### EXERCISE DETAILS
Gather all lines from the material that contain "Large".

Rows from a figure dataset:
○ ○ ○ ○ ○ ○ ○

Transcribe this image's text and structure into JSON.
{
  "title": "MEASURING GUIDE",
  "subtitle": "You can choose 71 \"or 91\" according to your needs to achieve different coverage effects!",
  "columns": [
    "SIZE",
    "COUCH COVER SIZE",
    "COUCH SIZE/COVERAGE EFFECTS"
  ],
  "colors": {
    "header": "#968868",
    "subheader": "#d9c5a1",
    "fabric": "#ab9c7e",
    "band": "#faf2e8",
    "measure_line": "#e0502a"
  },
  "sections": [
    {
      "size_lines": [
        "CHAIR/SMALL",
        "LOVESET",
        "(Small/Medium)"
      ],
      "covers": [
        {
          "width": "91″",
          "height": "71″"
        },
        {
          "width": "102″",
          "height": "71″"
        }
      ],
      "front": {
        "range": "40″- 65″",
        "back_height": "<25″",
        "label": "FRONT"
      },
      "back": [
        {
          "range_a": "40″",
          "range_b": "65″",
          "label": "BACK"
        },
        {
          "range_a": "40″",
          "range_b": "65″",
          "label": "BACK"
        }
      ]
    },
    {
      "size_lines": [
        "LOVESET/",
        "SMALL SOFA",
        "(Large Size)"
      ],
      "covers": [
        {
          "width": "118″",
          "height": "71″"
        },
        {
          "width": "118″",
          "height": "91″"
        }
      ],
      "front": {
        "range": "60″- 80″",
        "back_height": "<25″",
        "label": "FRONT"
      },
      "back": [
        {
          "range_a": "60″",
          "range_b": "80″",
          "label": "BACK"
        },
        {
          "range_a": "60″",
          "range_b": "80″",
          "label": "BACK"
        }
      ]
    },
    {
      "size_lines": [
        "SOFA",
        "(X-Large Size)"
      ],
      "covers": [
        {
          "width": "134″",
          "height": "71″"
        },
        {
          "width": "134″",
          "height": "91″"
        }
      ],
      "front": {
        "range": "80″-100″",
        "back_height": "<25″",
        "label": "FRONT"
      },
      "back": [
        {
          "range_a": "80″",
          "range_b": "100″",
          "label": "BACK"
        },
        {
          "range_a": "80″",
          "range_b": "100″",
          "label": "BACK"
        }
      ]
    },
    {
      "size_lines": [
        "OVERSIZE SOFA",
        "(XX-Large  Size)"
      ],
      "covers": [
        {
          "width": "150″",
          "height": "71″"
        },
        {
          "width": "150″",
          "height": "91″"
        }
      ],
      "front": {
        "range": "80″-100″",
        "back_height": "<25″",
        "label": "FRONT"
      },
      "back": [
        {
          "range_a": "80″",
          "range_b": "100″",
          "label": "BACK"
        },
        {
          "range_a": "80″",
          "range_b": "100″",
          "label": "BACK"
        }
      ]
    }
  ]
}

○ ○ ○ ○ ○ ○ ○

### TASK ANSWER
        "(Large Size)"
        "(X-Large Size)"
        "(XX-Large  Size)"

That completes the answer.